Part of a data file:
-------
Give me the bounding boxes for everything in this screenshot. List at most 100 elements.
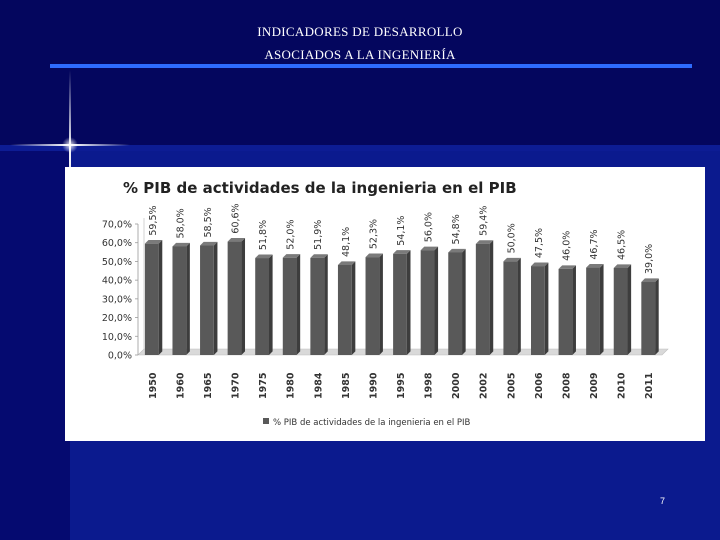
bar — [144, 243, 159, 355]
bar-top — [282, 254, 301, 258]
x-tick-label: 2005 — [506, 373, 517, 399]
bar-top — [172, 242, 190, 247]
bar-side — [269, 254, 273, 355]
value-label: 59,4% — [479, 206, 490, 236]
value-label: 51,9% — [313, 220, 324, 250]
bar-side — [406, 250, 411, 355]
x-tick-label: 2000 — [451, 372, 462, 399]
sparkle-vertical-decoration — [69, 70, 71, 240]
background-band — [0, 145, 720, 151]
bar-side — [296, 254, 301, 355]
bar-top — [255, 254, 273, 259]
bar-top — [337, 261, 356, 265]
bar-side — [351, 261, 356, 355]
bar — [475, 243, 490, 355]
bar-side — [462, 248, 466, 355]
x-axis-labels: 1950 1960 1965 1970 1975 1980 1984 1985 1990 1995… — [148, 372, 655, 399]
value-label: 50,0% — [506, 223, 517, 253]
bar-top — [503, 257, 521, 262]
page-number: 7 — [660, 496, 666, 506]
bar-side — [379, 253, 383, 355]
bar-side — [655, 278, 659, 355]
value-labels: 59,5% 58,0% 58,5% 60,6% 51,8% 52,0% 51,9% 48,1%… — [148, 203, 655, 274]
bar — [282, 257, 297, 355]
y-tick-label: 50,0% — [102, 257, 132, 268]
y-tick-label: 0,0% — [108, 351, 132, 362]
value-label: 60,6% — [231, 203, 242, 233]
bar-top — [227, 237, 246, 242]
y-axis-labels: 0,0% 10,0% 20,0% 30,0% 40,0% 50,0% 60,0% 70,0% — [102, 220, 132, 362]
y-tick-label: 40,0% — [102, 276, 132, 287]
value-label: 58,5% — [203, 207, 214, 237]
bar-top — [365, 253, 383, 258]
bar-side — [517, 257, 521, 355]
value-label: 39,0% — [644, 244, 655, 274]
x-tick-label: 1995 — [396, 373, 407, 399]
bar-top — [200, 241, 218, 246]
bar-side — [186, 242, 190, 355]
bar-top — [531, 262, 549, 267]
value-label: 46,5% — [617, 230, 628, 260]
chart-legend: % PIB de actividades de la ingenieria en… — [263, 418, 471, 428]
bar — [393, 253, 407, 355]
x-tick-label: 1965 — [203, 373, 214, 399]
x-tick-label: 1970 — [231, 372, 242, 399]
bar-side — [627, 264, 632, 355]
slide-title-line-1: INDICADORES DE DESARROLLO — [257, 24, 463, 39]
bar — [558, 268, 573, 355]
x-tick-label: 1975 — [258, 373, 269, 399]
bar — [420, 250, 435, 355]
value-label: 54,8% — [451, 214, 462, 244]
x-tick-label: 1980 — [286, 372, 297, 399]
y-tick-label: 70,0% — [102, 220, 132, 231]
x-tick-label: 1960 — [175, 372, 186, 399]
bar-top — [144, 240, 163, 244]
x-tick-label: 2008 — [561, 372, 572, 399]
bar — [365, 257, 380, 355]
bar-side — [489, 240, 494, 355]
x-tick-label: 1985 — [341, 373, 352, 399]
x-tick-label: 2010 — [617, 372, 628, 399]
bar-side — [158, 240, 163, 355]
bar — [531, 266, 545, 355]
x-tick-label: 2011 — [644, 373, 655, 399]
bar — [503, 261, 518, 355]
bar — [448, 252, 463, 355]
background-left-panel — [0, 150, 70, 540]
value-label: 52,0% — [286, 219, 297, 249]
bar — [200, 245, 214, 355]
x-tick-label: 1984 — [313, 372, 324, 399]
bar — [255, 258, 269, 355]
bar — [613, 267, 628, 355]
y-tick-label: 30,0% — [102, 294, 132, 305]
bar — [641, 282, 656, 355]
chart-bars — [144, 237, 659, 355]
value-label: 48,1% — [341, 227, 352, 257]
bar — [310, 257, 325, 355]
y-tick-label: 20,0% — [102, 313, 132, 324]
value-label: 54,1% — [396, 216, 407, 246]
x-tick-label: 1998 — [424, 372, 435, 399]
value-label: 46,7% — [589, 229, 600, 259]
x-tick-label: 2009 — [589, 373, 600, 399]
x-tick-label: 2006 — [534, 372, 545, 399]
bar-side — [544, 262, 549, 355]
bar-side — [599, 264, 604, 355]
bar-side — [213, 241, 218, 355]
bar-top — [641, 278, 659, 283]
chart-panel: % PIB de actividades de la ingenieria en… — [65, 167, 705, 441]
bar — [586, 267, 600, 355]
y-tick-label: 10,0% — [102, 332, 132, 343]
chart-title: % PIB de actividades de la ingenieria en… — [123, 179, 517, 197]
x-tick-label: 2002 — [479, 373, 490, 399]
slide-title-line-2: ASOCIADOS A LA INGENIERÍA — [264, 47, 456, 62]
value-label: 46,0% — [561, 231, 572, 261]
bar-side — [241, 237, 246, 355]
bar — [337, 264, 352, 355]
value-label: 59,5% — [148, 205, 159, 235]
bar-side — [572, 265, 576, 355]
bar-side — [324, 254, 328, 355]
x-tick-label: 1990 — [368, 372, 379, 399]
bar-top — [475, 240, 494, 244]
bar-chart: % PIB de actividades de la ingenieria en… — [102, 179, 669, 428]
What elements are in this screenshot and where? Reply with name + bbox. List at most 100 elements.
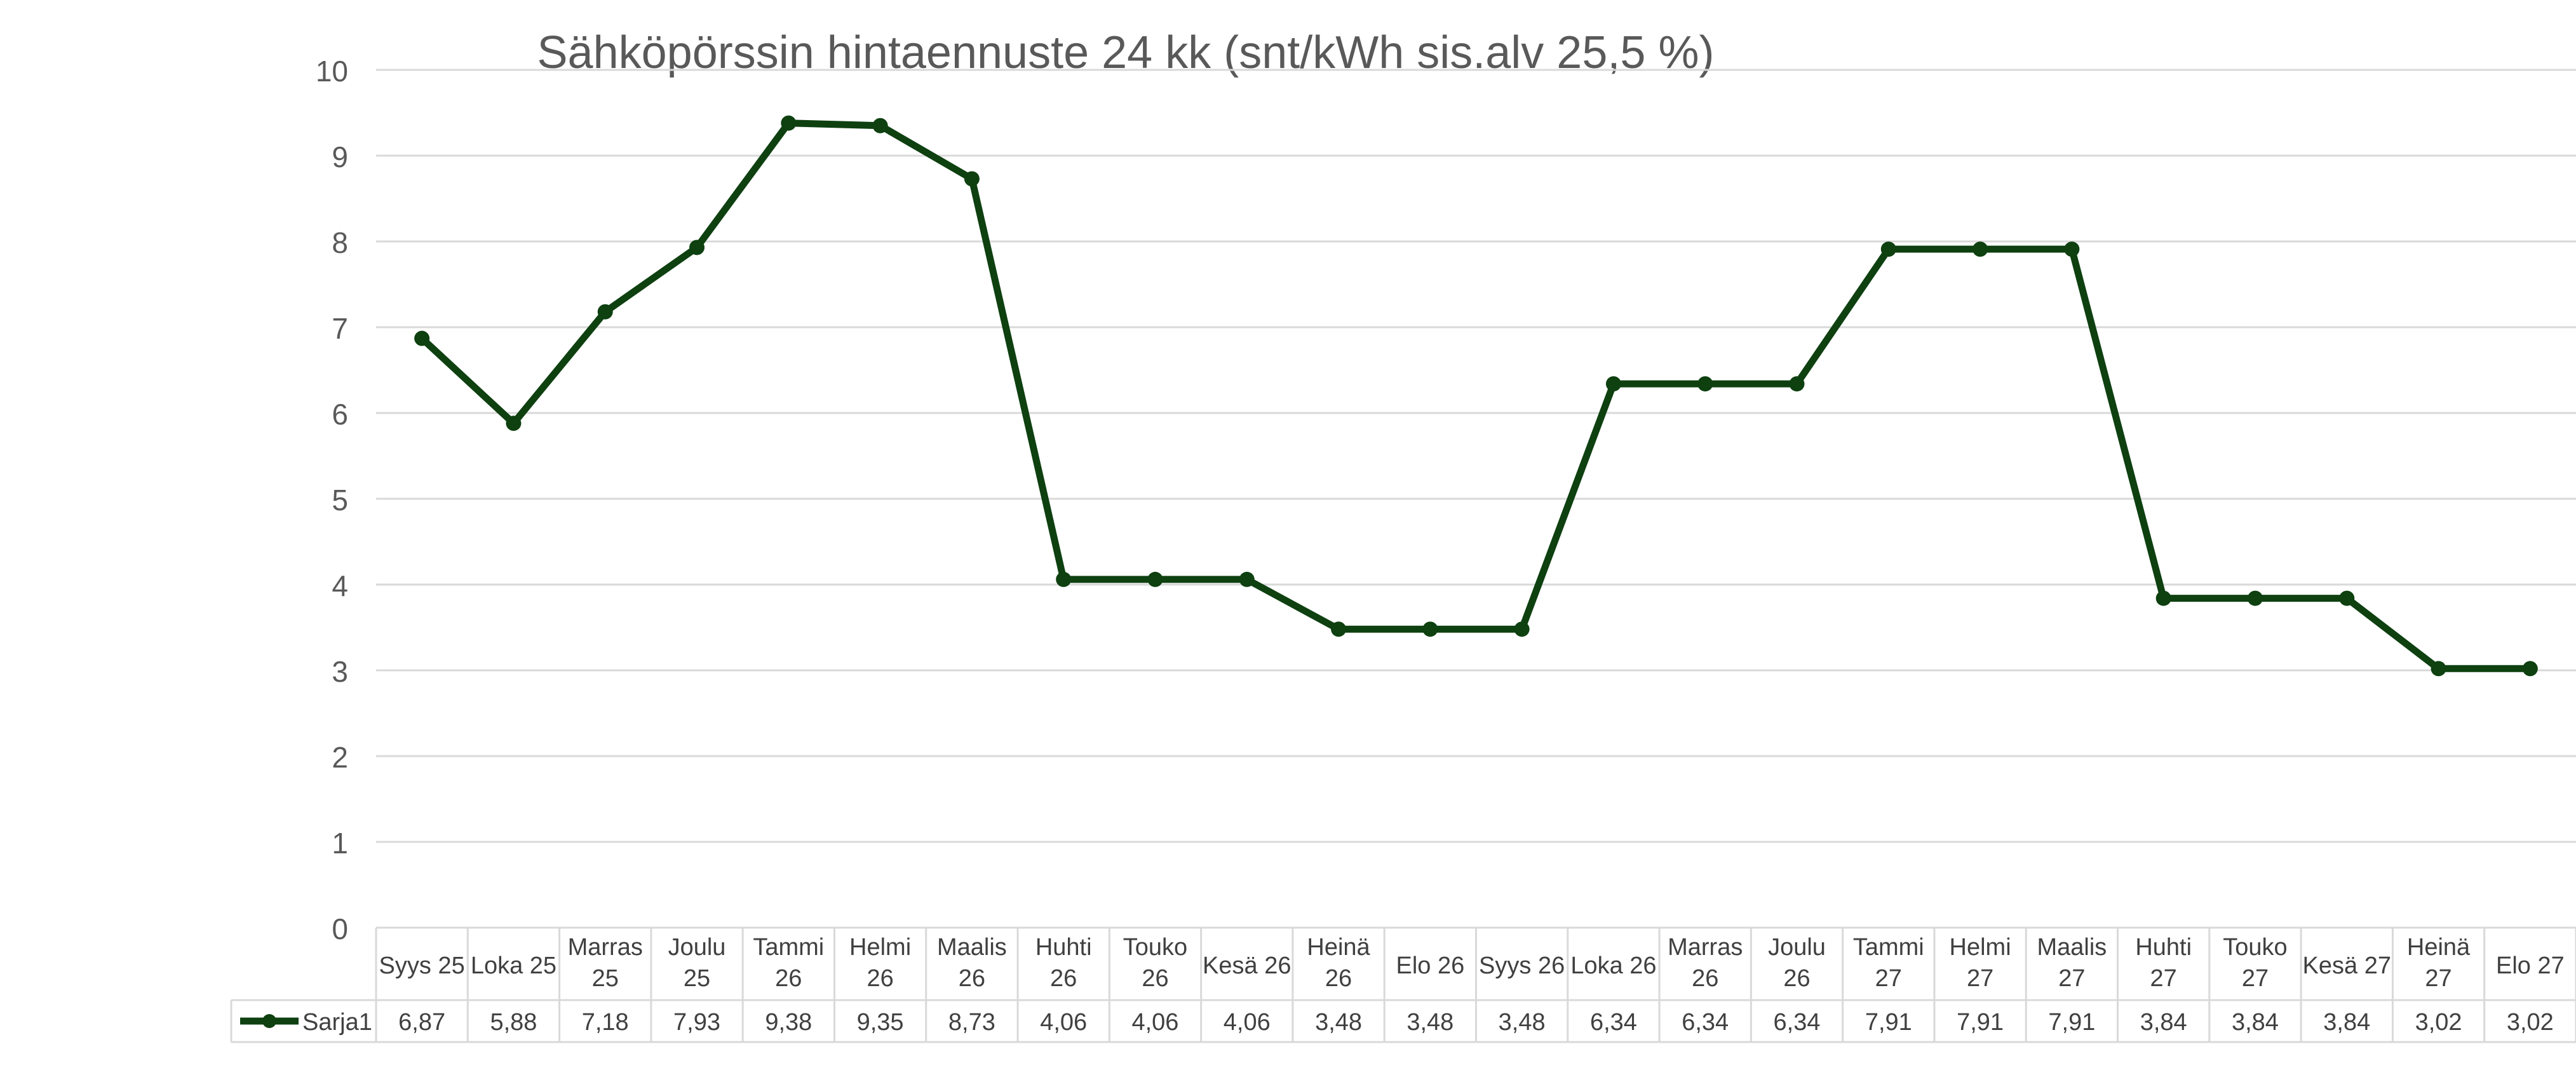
-------
[REQUIREMENT]:
Copy every line of the data above word for word, leaving out the pictures.

[RESULT OF THIS EXERCISE]:
Give me the bounding boxes for everything in this screenshot. List at most 100 elements.
bar — [144, 243, 159, 355]
bar-top — [282, 254, 301, 258]
x-tick-label: 2005 — [506, 373, 517, 399]
bar-top — [172, 242, 190, 247]
bar-side — [269, 254, 273, 355]
value-label: 59,4% — [479, 206, 490, 236]
value-label: 51,9% — [313, 220, 324, 250]
bar-side — [406, 250, 411, 355]
x-tick-label: 2000 — [451, 372, 462, 399]
sparkle-vertical-decoration — [69, 70, 71, 240]
background-band — [0, 145, 720, 151]
bar-side — [296, 254, 301, 355]
bar-top — [255, 254, 273, 259]
bar-top — [337, 261, 356, 265]
bar-side — [351, 261, 356, 355]
bar — [475, 243, 490, 355]
bar-side — [462, 248, 466, 355]
x-axis-labels: 1950 1960 1965 1970 1975 1980 1984 1985 1990 1995… — [148, 372, 655, 399]
value-label: 50,0% — [506, 223, 517, 253]
bar-top — [503, 257, 521, 262]
page-number: 7 — [660, 496, 666, 506]
bar-side — [379, 253, 383, 355]
bar-side — [655, 278, 659, 355]
value-labels: 59,5% 58,0% 58,5% 60,6% 51,8% 52,0% 51,9% 48,1%… — [148, 203, 655, 274]
bar — [282, 257, 297, 355]
y-tick-label: 50,0% — [102, 257, 132, 268]
y-tick-label: 0,0% — [108, 351, 132, 362]
value-label: 60,6% — [231, 203, 242, 233]
bar-top — [227, 237, 246, 242]
y-axis-labels: 0,0% 10,0% 20,0% 30,0% 40,0% 50,0% 60,0% 70,0% — [102, 220, 132, 362]
y-tick-label: 40,0% — [102, 276, 132, 287]
value-label: 58,5% — [203, 207, 214, 237]
bar-top — [365, 253, 383, 258]
bar-side — [517, 257, 521, 355]
value-label: 39,0% — [644, 244, 655, 274]
x-tick-label: 1995 — [396, 373, 407, 399]
bar-top — [200, 241, 218, 246]
bar-side — [186, 242, 190, 355]
bar-top — [531, 262, 549, 267]
value-label: 46,5% — [617, 230, 628, 260]
chart-legend: % PIB de actividades de la ingenieria en… — [263, 418, 471, 428]
bar — [393, 253, 407, 355]
x-tick-label: 1965 — [203, 373, 214, 399]
x-tick-label: 1970 — [231, 372, 242, 399]
bar-side — [627, 264, 632, 355]
slide-title-line-1: INDICADORES DE DESARROLLO — [257, 24, 463, 39]
bar — [558, 268, 573, 355]
x-tick-label: 1975 — [258, 373, 269, 399]
bar — [420, 250, 435, 355]
value-label: 54,8% — [451, 214, 462, 244]
x-tick-label: 1980 — [286, 372, 297, 399]
y-tick-label: 70,0% — [102, 220, 132, 231]
x-tick-label: 1960 — [175, 372, 186, 399]
bar-top — [144, 240, 163, 244]
x-tick-label: 2008 — [561, 372, 572, 399]
bar — [365, 257, 380, 355]
bar-side — [489, 240, 494, 355]
x-tick-label: 1985 — [341, 373, 352, 399]
x-tick-label: 2010 — [617, 372, 628, 399]
bar-side — [158, 240, 163, 355]
bar — [531, 266, 545, 355]
x-tick-label: 2011 — [644, 373, 655, 399]
bar — [503, 261, 518, 355]
bar — [448, 252, 463, 355]
background-left-panel — [0, 150, 70, 540]
value-label: 52,0% — [286, 219, 297, 249]
bar — [200, 245, 214, 355]
x-tick-label: 1984 — [313, 372, 324, 399]
bar — [255, 258, 269, 355]
bar — [613, 267, 628, 355]
y-tick-label: 30,0% — [102, 294, 132, 305]
bar — [641, 282, 656, 355]
chart-bars — [144, 237, 659, 355]
value-label: 48,1% — [341, 227, 352, 257]
bar — [310, 257, 325, 355]
y-tick-label: 20,0% — [102, 313, 132, 324]
value-label: 54,1% — [396, 216, 407, 246]
x-tick-label: 1998 — [424, 372, 435, 399]
value-label: 46,7% — [589, 229, 600, 259]
x-tick-label: 2009 — [589, 373, 600, 399]
x-tick-label: 2006 — [534, 372, 545, 399]
bar-side — [544, 262, 549, 355]
bar-side — [599, 264, 604, 355]
bar-side — [213, 241, 218, 355]
bar-top — [641, 278, 659, 283]
chart-panel: % PIB de actividades de la ingenieria en… — [65, 167, 705, 441]
bar — [586, 267, 600, 355]
y-tick-label: 10,0% — [102, 332, 132, 343]
chart-title: % PIB de actividades de la ingenieria en… — [123, 179, 517, 197]
x-tick-label: 2002 — [479, 373, 490, 399]
slide-title-line-2: ASOCIADOS A LA INGENIERÍA — [264, 47, 456, 62]
value-label: 46,0% — [561, 231, 572, 261]
bar-side — [241, 237, 246, 355]
bar — [337, 264, 352, 355]
value-label: 59,5% — [148, 205, 159, 235]
bar-side — [572, 265, 576, 355]
bar-side — [324, 254, 328, 355]
x-tick-label: 1990 — [368, 372, 379, 399]
bar-top — [475, 240, 494, 244]
bar-chart: % PIB de actividades de la ingenieria en… — [102, 179, 669, 428]
What elements are in this screenshot and where? Reply with name + bbox. List at most 100 elements.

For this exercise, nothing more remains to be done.